• [PROBLEM DETAILS]: Set down each entry from the block beneath, exactly as written.
____
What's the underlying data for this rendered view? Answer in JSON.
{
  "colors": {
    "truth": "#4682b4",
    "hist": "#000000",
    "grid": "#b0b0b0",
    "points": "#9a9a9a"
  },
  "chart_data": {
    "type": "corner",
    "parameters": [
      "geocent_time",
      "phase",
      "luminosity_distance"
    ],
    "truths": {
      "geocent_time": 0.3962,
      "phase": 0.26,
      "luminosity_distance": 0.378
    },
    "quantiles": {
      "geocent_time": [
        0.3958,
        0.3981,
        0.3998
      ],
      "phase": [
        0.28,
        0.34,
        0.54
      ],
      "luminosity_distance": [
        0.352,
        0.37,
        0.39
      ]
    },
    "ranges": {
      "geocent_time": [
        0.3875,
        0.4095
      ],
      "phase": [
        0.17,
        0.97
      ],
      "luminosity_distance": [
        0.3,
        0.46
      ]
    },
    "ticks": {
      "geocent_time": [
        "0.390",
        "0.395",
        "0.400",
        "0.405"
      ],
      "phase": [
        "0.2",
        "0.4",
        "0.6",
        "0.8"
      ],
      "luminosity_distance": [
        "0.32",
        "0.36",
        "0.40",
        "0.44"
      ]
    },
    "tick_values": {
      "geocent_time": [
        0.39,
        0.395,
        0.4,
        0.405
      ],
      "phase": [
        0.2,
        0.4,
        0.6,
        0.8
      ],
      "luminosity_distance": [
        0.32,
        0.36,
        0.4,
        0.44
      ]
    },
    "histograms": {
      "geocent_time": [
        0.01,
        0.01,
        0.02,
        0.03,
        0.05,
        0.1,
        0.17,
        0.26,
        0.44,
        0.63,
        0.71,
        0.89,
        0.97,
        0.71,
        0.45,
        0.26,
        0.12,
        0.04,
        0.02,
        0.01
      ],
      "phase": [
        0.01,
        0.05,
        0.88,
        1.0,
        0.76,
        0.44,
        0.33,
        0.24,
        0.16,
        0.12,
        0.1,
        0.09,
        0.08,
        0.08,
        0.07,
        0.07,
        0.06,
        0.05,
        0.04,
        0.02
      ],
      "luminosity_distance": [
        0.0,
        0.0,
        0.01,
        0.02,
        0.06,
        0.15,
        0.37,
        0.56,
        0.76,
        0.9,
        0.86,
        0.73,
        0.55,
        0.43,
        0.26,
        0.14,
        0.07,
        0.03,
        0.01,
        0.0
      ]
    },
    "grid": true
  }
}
____
• [OUTPUT FOR THIS TASK]:
What's the underlying data for this rendered view? Answer in JSON.
{
  "colors": {
    "truth": "#4682b4",
    "hist": "#000000",
    "grid": "#b0b0b0",
    "points": "#9a9a9a"
  },
  "chart_data": {
    "type": "corner",
    "parameters": [
      "geocent_time",
      "phase",
      "luminosity_distance"
    ],
    "truths": {
      "geocent_time": 0.3962,
      "phase": 0.26,
      "luminosity_distance": 0.378
    },
    "quantiles": {
      "geocent_time": [
        0.3958,
        0.3981,
        0.3998
      ],
      "phase": [
        0.28,
        0.34,
        0.54
      ],
      "luminosity_distance": [
        0.352,
        0.37,
        0.39
      ]
    },
    "ranges": {
      "geocent_time": [
        0.3875,
        0.4095
      ],
      "phase": [
        0.17,
        0.97
      ],
      "luminosity_distance": [
        0.3,
        0.46
      ]
    },
    "ticks": {
      "geocent_time": [
        "0.390",
        "0.395",
        "0.400",
        "0.405"
      ],
      "phase": [
        "0.2",
        "0.4",
        "0.6",
        "0.8"
      ],
      "luminosity_distance": [
        "0.32",
        "0.36",
        "0.40",
        "0.44"
      ]
    },
    "tick_values": {
      "geocent_time": [
        0.39,
        0.395,
        0.4,
        0.405
      ],
      "phase": [
        0.2,
        0.4,
        0.6,
        0.8
      ],
      "luminosity_distance": [
        0.32,
        0.36,
        0.4,
        0.44
      ]
    },
    "histograms": {
      "geocent_time": [
        0.01,
        0.01,
        0.02,
        0.03,
        0.05,
        0.1,
        0.17,
        0.26,
        0.44,
        0.63,
        0.71,
        0.89,
        0.97,
        0.71,
        0.45,
        0.26,
        0.12,
        0.04,
        0.02,
        0.01
      ],
      "phase": [
        0.01,
        0.05,
        0.88,
        1.0,
        0.76,
        0.44,
        0.33,
        0.24,
        0.16,
        0.12,
        0.1,
        0.09,
        0.08,
        0.08,
        0.07,
        0.07,
        0.06,
        0.05,
        0.04,
        0.02
      ],
      "luminosity_distance": [
        0.0,
        0.0,
        0.01,
        0.02,
        0.06,
        0.15,
        0.37,
        0.56,
        0.76,
        0.9,
        0.86,
        0.73,
        0.55,
        0.43,
        0.26,
        0.14,
        0.07,
        0.03,
        0.01,
        0.0
      ]
    },
    "grid": true
  }
}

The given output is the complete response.